Set problem: Within the records below, find each line that holds the string "title", then copy it.

Excerpted data:
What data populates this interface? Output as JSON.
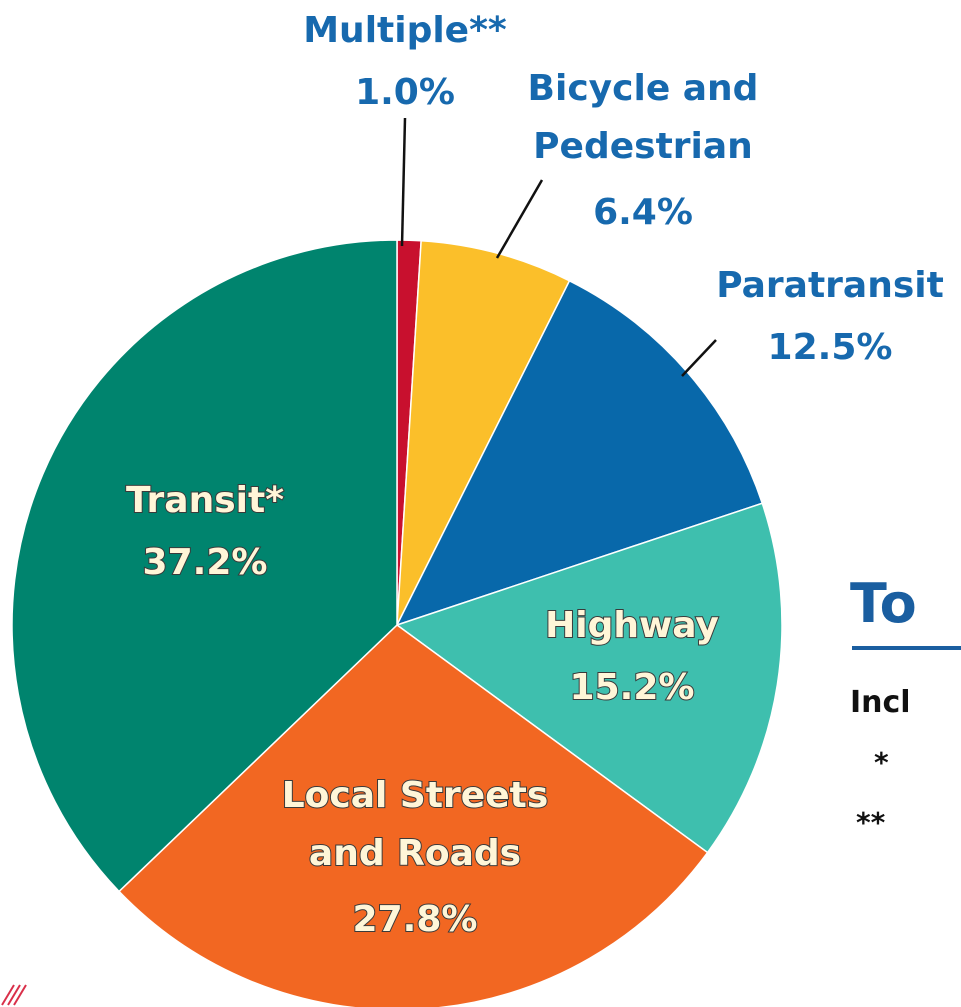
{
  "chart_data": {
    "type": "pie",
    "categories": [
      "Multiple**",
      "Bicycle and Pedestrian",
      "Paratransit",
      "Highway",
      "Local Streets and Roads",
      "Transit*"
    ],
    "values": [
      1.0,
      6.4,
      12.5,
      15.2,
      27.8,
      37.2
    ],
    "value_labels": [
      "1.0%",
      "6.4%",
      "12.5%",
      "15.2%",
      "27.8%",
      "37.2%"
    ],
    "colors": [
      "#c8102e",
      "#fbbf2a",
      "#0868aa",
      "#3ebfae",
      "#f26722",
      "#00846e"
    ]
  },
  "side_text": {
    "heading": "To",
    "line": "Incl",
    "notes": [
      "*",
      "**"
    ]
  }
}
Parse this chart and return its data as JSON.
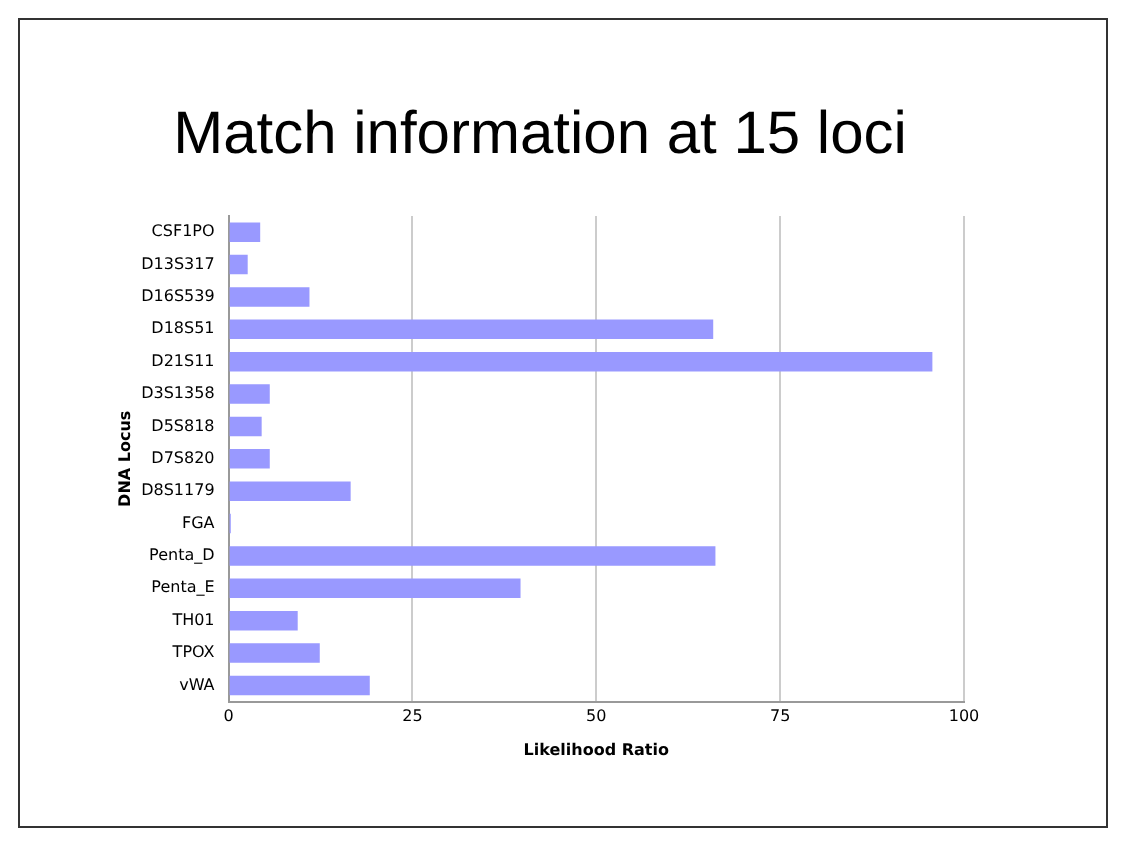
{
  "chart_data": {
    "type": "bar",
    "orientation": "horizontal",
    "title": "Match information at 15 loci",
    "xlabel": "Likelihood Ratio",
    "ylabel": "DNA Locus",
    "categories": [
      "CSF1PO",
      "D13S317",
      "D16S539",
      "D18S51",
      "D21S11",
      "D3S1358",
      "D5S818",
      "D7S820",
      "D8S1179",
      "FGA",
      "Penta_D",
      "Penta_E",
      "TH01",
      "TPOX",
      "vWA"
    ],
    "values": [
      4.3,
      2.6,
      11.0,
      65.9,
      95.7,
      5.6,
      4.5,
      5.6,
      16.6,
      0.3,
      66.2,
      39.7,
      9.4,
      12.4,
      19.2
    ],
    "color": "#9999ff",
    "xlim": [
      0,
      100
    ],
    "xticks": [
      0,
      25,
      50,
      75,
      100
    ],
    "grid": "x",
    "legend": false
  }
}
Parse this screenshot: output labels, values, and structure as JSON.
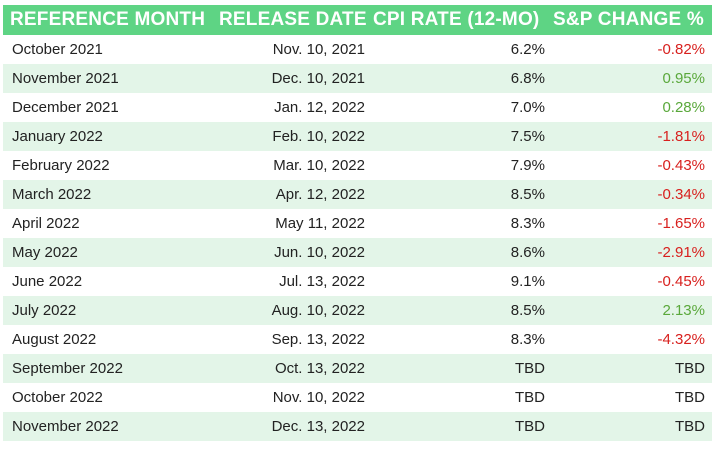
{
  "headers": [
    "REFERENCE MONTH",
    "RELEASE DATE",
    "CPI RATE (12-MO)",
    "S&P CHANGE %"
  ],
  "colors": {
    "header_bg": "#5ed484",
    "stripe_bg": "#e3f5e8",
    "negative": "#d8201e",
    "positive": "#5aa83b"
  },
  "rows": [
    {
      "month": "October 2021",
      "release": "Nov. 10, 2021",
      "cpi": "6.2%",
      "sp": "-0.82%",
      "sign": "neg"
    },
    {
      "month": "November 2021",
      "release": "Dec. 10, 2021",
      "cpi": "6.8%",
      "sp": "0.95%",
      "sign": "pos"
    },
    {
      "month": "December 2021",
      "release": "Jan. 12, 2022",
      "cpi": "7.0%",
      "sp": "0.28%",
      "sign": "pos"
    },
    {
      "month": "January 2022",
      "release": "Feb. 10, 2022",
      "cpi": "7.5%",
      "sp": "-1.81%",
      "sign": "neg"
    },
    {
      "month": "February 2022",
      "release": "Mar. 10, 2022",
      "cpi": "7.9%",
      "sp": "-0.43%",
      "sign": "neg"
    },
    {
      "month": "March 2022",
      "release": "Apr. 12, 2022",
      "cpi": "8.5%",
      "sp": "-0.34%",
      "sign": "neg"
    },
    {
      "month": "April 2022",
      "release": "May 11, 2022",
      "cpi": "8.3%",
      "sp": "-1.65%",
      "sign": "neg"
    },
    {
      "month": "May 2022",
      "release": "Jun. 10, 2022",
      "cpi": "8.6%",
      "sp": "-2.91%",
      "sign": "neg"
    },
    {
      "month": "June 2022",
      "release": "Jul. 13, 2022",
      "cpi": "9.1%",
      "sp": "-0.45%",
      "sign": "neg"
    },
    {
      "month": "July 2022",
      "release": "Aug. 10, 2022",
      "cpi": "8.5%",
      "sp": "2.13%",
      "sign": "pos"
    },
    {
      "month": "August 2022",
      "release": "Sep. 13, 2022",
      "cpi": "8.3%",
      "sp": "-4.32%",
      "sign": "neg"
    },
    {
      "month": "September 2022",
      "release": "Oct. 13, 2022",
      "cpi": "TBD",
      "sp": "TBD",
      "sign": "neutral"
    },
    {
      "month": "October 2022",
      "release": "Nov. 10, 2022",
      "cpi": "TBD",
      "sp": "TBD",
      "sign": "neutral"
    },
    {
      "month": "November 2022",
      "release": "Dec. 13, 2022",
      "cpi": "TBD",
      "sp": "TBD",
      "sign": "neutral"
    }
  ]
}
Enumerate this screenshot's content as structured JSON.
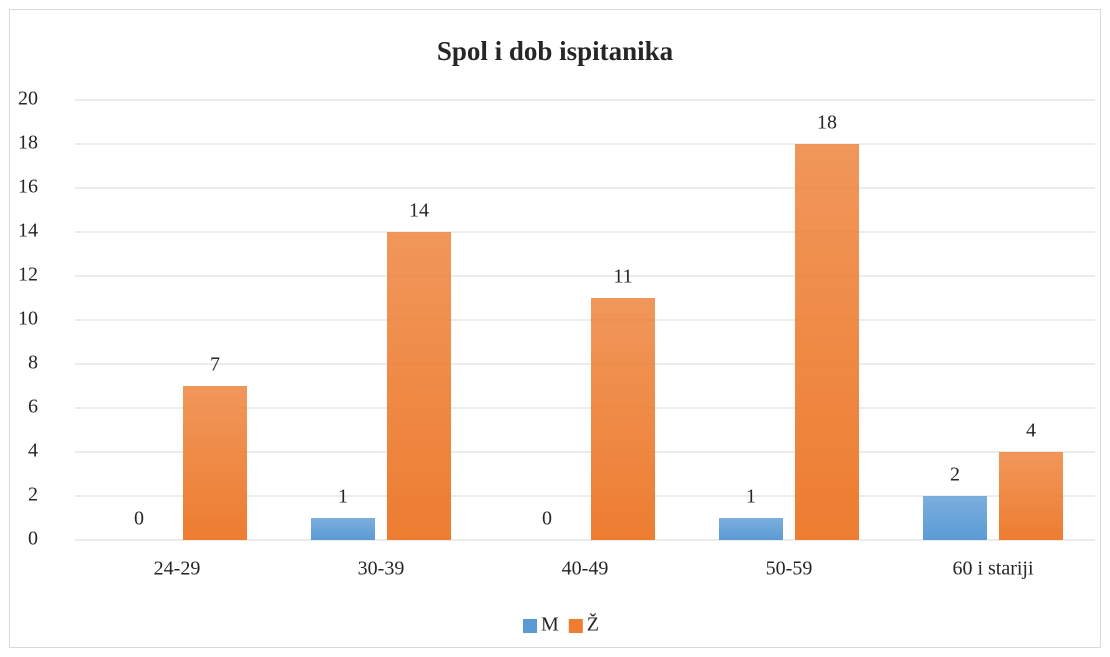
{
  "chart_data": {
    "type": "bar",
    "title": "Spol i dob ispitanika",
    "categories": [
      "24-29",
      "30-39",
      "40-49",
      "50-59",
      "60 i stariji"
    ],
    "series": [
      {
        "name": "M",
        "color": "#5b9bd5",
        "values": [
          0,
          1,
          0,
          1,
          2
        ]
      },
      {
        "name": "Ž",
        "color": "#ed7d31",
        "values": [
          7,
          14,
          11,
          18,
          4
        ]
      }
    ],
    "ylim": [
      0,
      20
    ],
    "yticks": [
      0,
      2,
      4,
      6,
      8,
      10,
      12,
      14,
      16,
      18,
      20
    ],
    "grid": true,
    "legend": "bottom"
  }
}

Solution below:
    "title": "Match information at 15 loci",
    "title": "Spol i dob ispitanika",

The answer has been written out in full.